:: Dokument ::
# NetOp School Alternative ( Softwarelösung PC fernzubedienen im Netzwerk)



## Thomas Lindner (1. Oktober 2002)

Hallo Ihr!

Vielleicht kennen einige von Euch Vollprofis das Programm *NetOp School* ? !!

Ich suche dazu jetzt eine leistungsfähige(re) , kostengünstigere & resourcenschonende Alternative.

Für alle die das Programm nicht kennen eine Kurzinfo:

Das Programm ermöglich es mir vom Host ( Dozenteneinheit ) den PC des Cliensten ( Student ) fernzubedienen. 

Ich kann:

· Den Inhalt meines Monitors ( Dozent ) auf die Monitore aller Kursteilnhmer ( Students (Kunden ) werfen.

Der Teilnehmer sieht alle Mausbewegungen und Abläufe!

· Der Dozent kann die PCs, b.z.w. einen PC der Teilnehmer fernsteuern, von seinem Arbeitzsplatz.

Beim Teilnehmer eingreifen und ihm behilflich sein. Bei Bedfarf Kontrollen!

:: Daten ::
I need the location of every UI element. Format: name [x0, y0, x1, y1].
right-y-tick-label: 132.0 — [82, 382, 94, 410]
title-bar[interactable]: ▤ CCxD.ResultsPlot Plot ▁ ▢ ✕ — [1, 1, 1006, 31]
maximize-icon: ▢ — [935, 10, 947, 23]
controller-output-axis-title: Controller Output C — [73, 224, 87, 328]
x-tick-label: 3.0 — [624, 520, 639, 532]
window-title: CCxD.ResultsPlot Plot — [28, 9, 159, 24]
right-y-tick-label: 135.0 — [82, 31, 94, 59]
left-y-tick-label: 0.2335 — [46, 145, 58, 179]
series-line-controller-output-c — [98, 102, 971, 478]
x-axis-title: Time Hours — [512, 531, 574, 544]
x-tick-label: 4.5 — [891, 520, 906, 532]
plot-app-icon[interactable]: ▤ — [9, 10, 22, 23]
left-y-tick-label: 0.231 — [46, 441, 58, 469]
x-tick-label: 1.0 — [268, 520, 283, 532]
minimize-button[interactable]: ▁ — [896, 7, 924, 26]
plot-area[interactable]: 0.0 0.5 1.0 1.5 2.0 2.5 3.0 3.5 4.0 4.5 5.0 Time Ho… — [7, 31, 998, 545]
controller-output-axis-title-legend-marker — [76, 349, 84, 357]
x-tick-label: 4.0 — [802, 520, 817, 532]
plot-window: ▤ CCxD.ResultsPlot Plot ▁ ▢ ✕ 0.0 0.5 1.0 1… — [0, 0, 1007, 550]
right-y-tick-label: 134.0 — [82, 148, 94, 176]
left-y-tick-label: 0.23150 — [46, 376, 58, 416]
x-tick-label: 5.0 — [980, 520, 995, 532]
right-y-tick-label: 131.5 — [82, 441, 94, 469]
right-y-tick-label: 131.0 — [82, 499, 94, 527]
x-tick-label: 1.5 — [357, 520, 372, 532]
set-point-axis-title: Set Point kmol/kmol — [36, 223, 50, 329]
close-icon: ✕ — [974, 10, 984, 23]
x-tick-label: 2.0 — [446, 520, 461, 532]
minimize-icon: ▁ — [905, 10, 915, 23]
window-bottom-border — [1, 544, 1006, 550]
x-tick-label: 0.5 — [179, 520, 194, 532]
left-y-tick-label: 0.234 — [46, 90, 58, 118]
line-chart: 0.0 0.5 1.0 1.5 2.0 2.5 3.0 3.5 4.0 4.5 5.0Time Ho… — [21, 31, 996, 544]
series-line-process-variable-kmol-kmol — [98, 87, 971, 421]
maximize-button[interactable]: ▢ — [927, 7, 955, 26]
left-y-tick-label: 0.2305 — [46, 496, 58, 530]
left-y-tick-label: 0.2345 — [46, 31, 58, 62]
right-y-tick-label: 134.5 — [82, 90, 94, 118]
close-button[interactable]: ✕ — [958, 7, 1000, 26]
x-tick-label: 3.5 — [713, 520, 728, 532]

:: Schriftliche Aufgabe A ::
Welche Eigenschaften soll die gesuchte Alternative laut dem Forumsbeitrag über NetOp School haben?
:: Schriftliche Aufgabe B ::
Fassen Sie den Forumsbeitrag über NetOp School in zwei Sätzen zusammen.
:: Schriftliche Aufgabe C ::
Setzen Sie den Forumsbeitrag über NetOp School nach seinem letzten Satz fort.
Die Daten stammen aus einer anderen Quelle.

:: Endgültige Antwort A ::
Sie soll leistungsfähiger, kostengünstiger und ressourcenschonender sein.

:: Endgültige Antwort B ::
Im Forumsbeitrag wird eine leistungsfähigere, kostengünstigere und ressourcenschonendere Alternative zum Programm NetOp School gesucht. Mit diesem Programm kann ein Dozent vom Host aus die PCs der Kursteilnehmer fernbedienen, seinen Bildschirminhalt auf deren Monitore übertragen und bei Bedarf eingreifen, helfen oder kontrollieren.

:: Endgültige Antwort C ::
Weitere Informationen erbitte ich euch der Webseite der Firma die die Software vertreibt zu entnehmen.
Hier gehts dorthin..... 

Nun zu meiner eigentlichen Frage:
Ich suche eine software- oder hardwareseitige Lösung, die mir dasselbe bietet, aber mind. die Hälfte kostet - wenn es sowas gibt!

( Preis - nicht meine Idee, Chef verwaltet die Ausgaben )


Ich hoffe ich habe mich deutlich ausgedrückt, wenn nicht - SORRY...


----------



## CSF-Lady (2. Oktober 2002)

*hmmm*

also jeder Windows PC kann das mit hilfe des Netmeetings, da gibt es die Möglichkeit eine Remotefreigabe zu setzen.
Allerdings ist das eine recht zäh laufende Lösung.
Dann kenne ich da PC Anyware, damit geht das auch.


----------



## melmager (2. Oktober 2002)

alternative:

http://www.minicom.com/aristobrochure/aristoclassBroch-eng.htm

aber nicht preiswerter


----------



## Christoph (2. Oktober 2002)

Wir haben Net-OP.
Leider ist es das einzige Programm was wirklich gut und sicher funktioniert, da auf jedem Client ein "Clientprogramm" installiert wird. Alternativen gibt es zwar, aber keine guten!


----------



## Thomas Lindner (2. Oktober 2002)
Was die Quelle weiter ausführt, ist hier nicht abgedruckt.